TASK DESCRIPTION. Show each line from the listing that includes the word "name".

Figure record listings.
•••

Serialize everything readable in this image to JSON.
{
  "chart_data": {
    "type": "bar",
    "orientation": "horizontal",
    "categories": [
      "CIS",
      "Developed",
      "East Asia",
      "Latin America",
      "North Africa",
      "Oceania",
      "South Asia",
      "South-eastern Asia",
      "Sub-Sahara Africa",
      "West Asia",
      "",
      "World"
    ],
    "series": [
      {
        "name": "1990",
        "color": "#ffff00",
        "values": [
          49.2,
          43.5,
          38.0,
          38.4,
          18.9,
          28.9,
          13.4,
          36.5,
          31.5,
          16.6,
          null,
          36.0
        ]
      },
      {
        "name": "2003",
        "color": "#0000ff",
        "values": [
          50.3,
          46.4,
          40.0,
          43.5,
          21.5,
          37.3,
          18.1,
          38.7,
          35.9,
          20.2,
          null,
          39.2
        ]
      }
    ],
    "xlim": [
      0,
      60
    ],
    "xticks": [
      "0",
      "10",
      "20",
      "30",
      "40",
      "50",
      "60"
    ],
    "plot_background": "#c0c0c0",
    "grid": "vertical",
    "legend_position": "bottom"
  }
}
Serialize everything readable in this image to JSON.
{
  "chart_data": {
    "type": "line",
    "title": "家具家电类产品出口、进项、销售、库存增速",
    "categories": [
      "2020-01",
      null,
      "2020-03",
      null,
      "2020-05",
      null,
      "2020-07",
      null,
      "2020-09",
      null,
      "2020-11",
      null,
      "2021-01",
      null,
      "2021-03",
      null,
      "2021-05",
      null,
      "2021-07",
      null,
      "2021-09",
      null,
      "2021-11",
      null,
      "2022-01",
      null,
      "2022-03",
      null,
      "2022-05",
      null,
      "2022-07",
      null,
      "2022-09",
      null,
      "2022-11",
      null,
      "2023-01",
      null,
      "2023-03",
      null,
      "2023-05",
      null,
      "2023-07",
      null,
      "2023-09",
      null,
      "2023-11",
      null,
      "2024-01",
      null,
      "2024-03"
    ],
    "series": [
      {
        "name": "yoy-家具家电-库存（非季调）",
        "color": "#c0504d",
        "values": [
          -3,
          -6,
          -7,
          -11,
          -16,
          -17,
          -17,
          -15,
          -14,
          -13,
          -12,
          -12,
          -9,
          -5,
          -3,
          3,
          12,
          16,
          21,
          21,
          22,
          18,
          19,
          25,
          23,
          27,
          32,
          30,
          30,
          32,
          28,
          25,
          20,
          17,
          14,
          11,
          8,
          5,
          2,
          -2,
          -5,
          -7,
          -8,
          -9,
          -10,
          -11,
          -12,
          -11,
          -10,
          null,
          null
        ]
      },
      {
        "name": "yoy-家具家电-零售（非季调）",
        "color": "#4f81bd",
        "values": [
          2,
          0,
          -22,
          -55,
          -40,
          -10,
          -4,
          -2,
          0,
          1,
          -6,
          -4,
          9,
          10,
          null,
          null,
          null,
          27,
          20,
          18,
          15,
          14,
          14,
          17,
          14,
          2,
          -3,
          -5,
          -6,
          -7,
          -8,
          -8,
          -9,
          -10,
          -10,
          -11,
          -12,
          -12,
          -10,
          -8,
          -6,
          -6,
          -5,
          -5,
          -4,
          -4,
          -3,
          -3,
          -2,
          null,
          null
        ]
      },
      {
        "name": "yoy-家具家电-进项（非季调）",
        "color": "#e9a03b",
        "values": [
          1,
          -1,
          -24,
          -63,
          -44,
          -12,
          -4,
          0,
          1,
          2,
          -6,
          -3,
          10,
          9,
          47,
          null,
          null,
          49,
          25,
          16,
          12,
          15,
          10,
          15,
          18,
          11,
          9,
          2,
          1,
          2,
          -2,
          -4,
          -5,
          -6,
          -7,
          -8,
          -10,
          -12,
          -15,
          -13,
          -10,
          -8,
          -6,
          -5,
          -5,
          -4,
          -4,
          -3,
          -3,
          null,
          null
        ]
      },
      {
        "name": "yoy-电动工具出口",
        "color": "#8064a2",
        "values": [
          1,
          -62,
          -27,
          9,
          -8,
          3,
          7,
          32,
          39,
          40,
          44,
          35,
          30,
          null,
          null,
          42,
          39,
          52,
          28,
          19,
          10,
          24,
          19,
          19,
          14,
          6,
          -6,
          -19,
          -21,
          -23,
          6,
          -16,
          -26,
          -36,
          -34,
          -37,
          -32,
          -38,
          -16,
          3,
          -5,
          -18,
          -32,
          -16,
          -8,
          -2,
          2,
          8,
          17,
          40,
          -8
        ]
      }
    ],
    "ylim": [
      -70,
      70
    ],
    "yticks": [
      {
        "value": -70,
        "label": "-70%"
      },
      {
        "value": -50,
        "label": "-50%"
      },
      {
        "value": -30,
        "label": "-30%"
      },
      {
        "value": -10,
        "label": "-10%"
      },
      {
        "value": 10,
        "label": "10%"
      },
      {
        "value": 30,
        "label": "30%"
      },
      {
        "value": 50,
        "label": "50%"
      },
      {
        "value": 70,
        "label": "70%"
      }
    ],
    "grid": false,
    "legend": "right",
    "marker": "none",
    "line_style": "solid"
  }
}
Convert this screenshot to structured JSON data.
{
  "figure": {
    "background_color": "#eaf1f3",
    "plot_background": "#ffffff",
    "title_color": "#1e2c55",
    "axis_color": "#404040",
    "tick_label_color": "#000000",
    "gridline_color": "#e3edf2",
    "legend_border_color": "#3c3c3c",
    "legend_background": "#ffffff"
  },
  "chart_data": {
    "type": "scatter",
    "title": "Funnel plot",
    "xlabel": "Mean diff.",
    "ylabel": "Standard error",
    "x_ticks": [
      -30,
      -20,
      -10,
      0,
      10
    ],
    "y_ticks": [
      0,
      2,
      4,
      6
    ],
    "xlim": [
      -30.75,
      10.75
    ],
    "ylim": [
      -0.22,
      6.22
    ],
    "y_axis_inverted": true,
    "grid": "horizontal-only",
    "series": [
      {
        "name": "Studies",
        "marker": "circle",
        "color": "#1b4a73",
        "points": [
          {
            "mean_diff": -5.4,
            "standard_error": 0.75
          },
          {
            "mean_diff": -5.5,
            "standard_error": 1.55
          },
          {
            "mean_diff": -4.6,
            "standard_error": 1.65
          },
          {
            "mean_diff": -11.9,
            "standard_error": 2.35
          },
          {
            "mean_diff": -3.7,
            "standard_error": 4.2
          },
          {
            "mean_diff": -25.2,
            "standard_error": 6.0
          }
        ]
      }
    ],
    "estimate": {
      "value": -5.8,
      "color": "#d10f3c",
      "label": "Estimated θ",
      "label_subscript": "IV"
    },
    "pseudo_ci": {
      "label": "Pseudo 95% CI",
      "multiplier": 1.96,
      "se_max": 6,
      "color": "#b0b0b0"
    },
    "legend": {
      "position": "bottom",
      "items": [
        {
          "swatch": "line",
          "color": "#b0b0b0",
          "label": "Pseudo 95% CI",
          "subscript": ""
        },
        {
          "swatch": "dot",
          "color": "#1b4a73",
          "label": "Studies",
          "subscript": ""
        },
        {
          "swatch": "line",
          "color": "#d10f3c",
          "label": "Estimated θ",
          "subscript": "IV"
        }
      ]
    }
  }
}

•••

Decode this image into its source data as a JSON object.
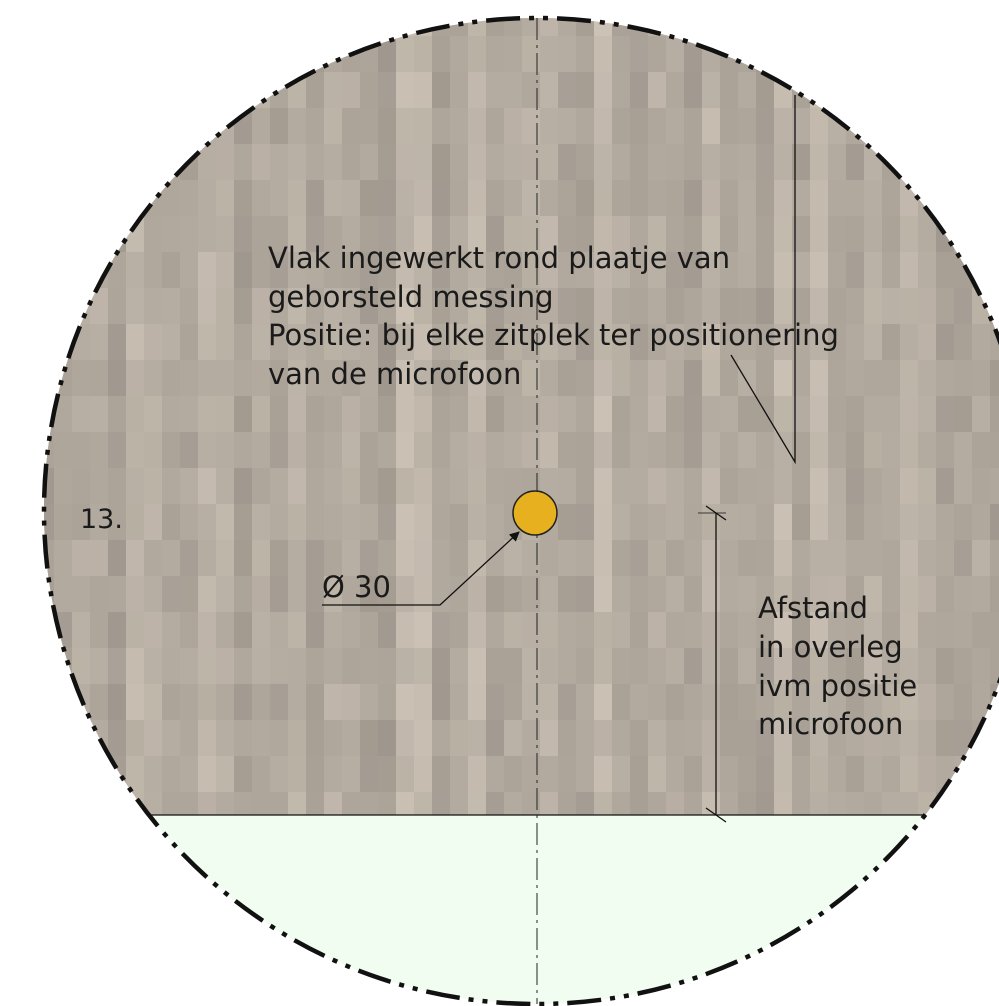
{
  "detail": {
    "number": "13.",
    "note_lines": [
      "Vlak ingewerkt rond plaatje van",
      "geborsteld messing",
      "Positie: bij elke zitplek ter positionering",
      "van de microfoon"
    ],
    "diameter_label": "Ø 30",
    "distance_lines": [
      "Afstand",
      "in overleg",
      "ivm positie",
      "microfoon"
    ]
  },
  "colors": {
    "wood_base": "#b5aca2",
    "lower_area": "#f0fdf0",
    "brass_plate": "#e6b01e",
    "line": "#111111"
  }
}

•••

WORKED SOLUTION.
        "name": "1990",
        "name": "2003",
        "name": "yoy-家具家电-库存（非季调）",
        "name": "yoy-家具家电-零售（非季调）",
        "name": "yoy-家具家电-进项（非季调）",
        "name": "yoy-电动工具出口",
        "name": "Studies",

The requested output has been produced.